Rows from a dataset
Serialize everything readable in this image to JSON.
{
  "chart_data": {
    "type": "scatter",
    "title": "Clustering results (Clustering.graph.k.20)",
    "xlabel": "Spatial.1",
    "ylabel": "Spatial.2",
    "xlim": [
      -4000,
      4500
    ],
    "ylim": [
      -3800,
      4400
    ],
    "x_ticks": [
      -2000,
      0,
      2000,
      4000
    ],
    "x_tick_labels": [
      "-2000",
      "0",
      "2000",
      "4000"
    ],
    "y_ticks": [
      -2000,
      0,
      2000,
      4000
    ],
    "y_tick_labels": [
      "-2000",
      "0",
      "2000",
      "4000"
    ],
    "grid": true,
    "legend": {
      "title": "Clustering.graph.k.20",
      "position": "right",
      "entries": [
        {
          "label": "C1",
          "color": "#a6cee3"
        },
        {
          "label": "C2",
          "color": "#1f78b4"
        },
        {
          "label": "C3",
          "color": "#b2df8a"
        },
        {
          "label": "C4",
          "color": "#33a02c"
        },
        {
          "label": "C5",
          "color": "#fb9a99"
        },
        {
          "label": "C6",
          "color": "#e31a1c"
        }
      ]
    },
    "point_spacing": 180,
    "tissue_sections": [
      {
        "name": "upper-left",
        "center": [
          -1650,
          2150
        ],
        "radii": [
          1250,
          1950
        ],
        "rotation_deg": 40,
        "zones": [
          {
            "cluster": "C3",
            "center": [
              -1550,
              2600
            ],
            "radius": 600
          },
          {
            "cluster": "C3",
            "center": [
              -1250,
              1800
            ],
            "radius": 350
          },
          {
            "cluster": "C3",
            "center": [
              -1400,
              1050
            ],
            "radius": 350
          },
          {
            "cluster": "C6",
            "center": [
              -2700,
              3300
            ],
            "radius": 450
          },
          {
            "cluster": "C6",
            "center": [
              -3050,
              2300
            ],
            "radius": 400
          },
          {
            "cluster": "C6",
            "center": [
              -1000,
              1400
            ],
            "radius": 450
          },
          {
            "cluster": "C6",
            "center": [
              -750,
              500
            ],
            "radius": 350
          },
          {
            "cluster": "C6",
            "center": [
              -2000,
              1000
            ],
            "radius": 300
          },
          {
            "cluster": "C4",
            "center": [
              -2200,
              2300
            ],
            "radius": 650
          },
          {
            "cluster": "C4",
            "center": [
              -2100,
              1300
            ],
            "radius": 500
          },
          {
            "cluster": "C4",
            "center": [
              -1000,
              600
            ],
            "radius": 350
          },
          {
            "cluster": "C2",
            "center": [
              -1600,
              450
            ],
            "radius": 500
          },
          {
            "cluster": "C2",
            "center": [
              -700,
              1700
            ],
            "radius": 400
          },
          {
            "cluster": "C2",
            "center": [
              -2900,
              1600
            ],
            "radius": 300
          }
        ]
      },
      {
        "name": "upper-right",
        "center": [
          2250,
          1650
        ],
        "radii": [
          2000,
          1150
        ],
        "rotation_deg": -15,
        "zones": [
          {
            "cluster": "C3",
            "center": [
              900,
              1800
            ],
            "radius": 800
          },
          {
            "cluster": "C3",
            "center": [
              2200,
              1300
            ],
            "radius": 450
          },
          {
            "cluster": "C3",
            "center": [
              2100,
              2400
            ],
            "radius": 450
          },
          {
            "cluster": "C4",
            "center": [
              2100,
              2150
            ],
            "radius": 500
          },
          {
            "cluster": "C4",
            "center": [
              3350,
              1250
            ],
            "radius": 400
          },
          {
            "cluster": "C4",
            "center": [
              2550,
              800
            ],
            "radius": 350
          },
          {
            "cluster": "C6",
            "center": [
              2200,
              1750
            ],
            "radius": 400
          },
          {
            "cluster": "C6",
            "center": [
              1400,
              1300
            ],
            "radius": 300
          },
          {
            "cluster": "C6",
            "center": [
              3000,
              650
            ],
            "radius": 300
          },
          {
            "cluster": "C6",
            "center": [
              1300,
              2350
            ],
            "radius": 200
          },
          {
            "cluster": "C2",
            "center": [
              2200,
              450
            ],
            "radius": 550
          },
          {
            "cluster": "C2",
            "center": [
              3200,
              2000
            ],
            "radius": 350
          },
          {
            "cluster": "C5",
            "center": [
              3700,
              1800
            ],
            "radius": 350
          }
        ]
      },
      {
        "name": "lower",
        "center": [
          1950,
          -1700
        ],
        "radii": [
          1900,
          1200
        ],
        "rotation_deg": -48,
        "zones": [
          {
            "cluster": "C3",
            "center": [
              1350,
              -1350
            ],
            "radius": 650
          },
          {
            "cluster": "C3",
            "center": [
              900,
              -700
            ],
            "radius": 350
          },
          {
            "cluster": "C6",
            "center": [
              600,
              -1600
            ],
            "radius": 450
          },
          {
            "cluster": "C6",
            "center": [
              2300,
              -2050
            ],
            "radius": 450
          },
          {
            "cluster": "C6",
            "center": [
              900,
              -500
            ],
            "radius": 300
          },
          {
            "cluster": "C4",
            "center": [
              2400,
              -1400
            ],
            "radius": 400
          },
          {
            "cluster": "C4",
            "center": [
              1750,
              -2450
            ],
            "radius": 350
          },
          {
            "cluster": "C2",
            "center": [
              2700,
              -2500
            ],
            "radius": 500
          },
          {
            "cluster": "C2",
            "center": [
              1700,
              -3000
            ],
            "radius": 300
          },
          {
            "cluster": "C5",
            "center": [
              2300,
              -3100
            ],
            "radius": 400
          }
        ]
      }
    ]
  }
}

**Objective:** Print the records once more, exactly as they were given.

**Answer below:**
Serialize everything readable in this image to JSON.
{
  "chart_data": {
    "type": "scatter",
    "title": "Clustering results (Clustering.graph.k.20)",
    "xlabel": "Spatial.1",
    "ylabel": "Spatial.2",
    "xlim": [
      -4000,
      4500
    ],
    "ylim": [
      -3800,
      4400
    ],
    "x_ticks": [
      -2000,
      0,
      2000,
      4000
    ],
    "x_tick_labels": [
      "-2000",
      "0",
      "2000",
      "4000"
    ],
    "y_ticks": [
      -2000,
      0,
      2000,
      4000
    ],
    "y_tick_labels": [
      "-2000",
      "0",
      "2000",
      "4000"
    ],
    "grid": true,
    "legend": {
      "title": "Clustering.graph.k.20",
      "position": "right",
      "entries": [
        {
          "label": "C1",
          "color": "#a6cee3"
        },
        {
          "label": "C2",
          "color": "#1f78b4"
        },
        {
          "label": "C3",
          "color": "#b2df8a"
        },
        {
          "label": "C4",
          "color": "#33a02c"
        },
        {
          "label": "C5",
          "color": "#fb9a99"
        },
        {
          "label": "C6",
          "color": "#e31a1c"
        }
      ]
    },
    "point_spacing": 180,
    "tissue_sections": [
      {
        "name": "upper-left",
        "center": [
          -1650,
          2150
        ],
        "radii": [
          1250,
          1950
        ],
        "rotation_deg": 40,
        "zones": [
          {
            "cluster": "C3",
            "center": [
              -1550,
              2600
            ],
            "radius": 600
          },
          {
            "cluster": "C3",
            "center": [
              -1250,
              1800
            ],
            "radius": 350
          },
          {
            "cluster": "C3",
            "center": [
              -1400,
              1050
            ],
            "radius": 350
          },
          {
            "cluster": "C6",
            "center": [
              -2700,
              3300
            ],
            "radius": 450
          },
          {
            "cluster": "C6",
            "center": [
              -3050,
              2300
            ],
            "radius": 400
          },
          {
            "cluster": "C6",
            "center": [
              -1000,
              1400
            ],
            "radius": 450
          },
          {
            "cluster": "C6",
            "center": [
              -750,
              500
            ],
            "radius": 350
          },
          {
            "cluster": "C6",
            "center": [
              -2000,
              1000
            ],
            "radius": 300
          },
          {
            "cluster": "C4",
            "center": [
              -2200,
              2300
            ],
            "radius": 650
          },
          {
            "cluster": "C4",
            "center": [
              -2100,
              1300
            ],
            "radius": 500
          },
          {
            "cluster": "C4",
            "center": [
              -1000,
              600
            ],
            "radius": 350
          },
          {
            "cluster": "C2",
            "center": [
              -1600,
              450
            ],
            "radius": 500
          },
          {
            "cluster": "C2",
            "center": [
              -700,
              1700
            ],
            "radius": 400
          },
          {
            "cluster": "C2",
            "center": [
              -2900,
              1600
            ],
            "radius": 300
          }
        ]
      },
      {
        "name": "upper-right",
        "center": [
          2250,
          1650
        ],
        "radii": [
          2000,
          1150
        ],
        "rotation_deg": -15,
        "zones": [
          {
            "cluster": "C3",
            "center": [
              900,
              1800
            ],
            "radius": 800
          },
          {
            "cluster": "C3",
            "center": [
              2200,
              1300
            ],
            "radius": 450
          },
          {
            "cluster": "C3",
            "center": [
              2100,
              2400
            ],
            "radius": 450
          },
          {
            "cluster": "C4",
            "center": [
              2100,
              2150
            ],
            "radius": 500
          },
          {
            "cluster": "C4",
            "center": [
              3350,
              1250
            ],
            "radius": 400
          },
          {
            "cluster": "C4",
            "center": [
              2550,
              800
            ],
            "radius": 350
          },
          {
            "cluster": "C6",
            "center": [
              2200,
              1750
            ],
            "radius": 400
          },
          {
            "cluster": "C6",
            "center": [
              1400,
              1300
            ],
            "radius": 300
          },
          {
            "cluster": "C6",
            "center": [
              3000,
              650
            ],
            "radius": 300
          },
          {
            "cluster": "C6",
            "center": [
              1300,
              2350
            ],
            "radius": 200
          },
          {
            "cluster": "C2",
            "center": [
              2200,
              450
            ],
            "radius": 550
          },
          {
            "cluster": "C2",
            "center": [
              3200,
              2000
            ],
            "radius": 350
          },
          {
            "cluster": "C5",
            "center": [
              3700,
              1800
            ],
            "radius": 350
          }
        ]
      },
      {
        "name": "lower",
        "center": [
          1950,
          -1700
        ],
        "radii": [
          1900,
          1200
        ],
        "rotation_deg": -48,
        "zones": [
          {
            "cluster": "C3",
            "center": [
              1350,
              -1350
            ],
            "radius": 650
          },
          {
            "cluster": "C3",
            "center": [
              900,
              -700
            ],
            "radius": 350
          },
          {
            "cluster": "C6",
            "center": [
              600,
              -1600
            ],
            "radius": 450
          },
          {
            "cluster": "C6",
            "center": [
              2300,
              -2050
            ],
            "radius": 450
          },
          {
            "cluster": "C6",
            "center": [
              900,
              -500
            ],
            "radius": 300
          },
          {
            "cluster": "C4",
            "center": [
              2400,
              -1400
            ],
            "radius": 400
          },
          {
            "cluster": "C4",
            "center": [
              1750,
              -2450
            ],
            "radius": 350
          },
          {
            "cluster": "C2",
            "center": [
              2700,
              -2500
            ],
            "radius": 500
          },
          {
            "cluster": "C2",
            "center": [
              1700,
              -3000
            ],
            "radius": 300
          },
          {
            "cluster": "C5",
            "center": [
              2300,
              -3100
            ],
            "radius": 400
          }
        ]
      }
    ]
  }
}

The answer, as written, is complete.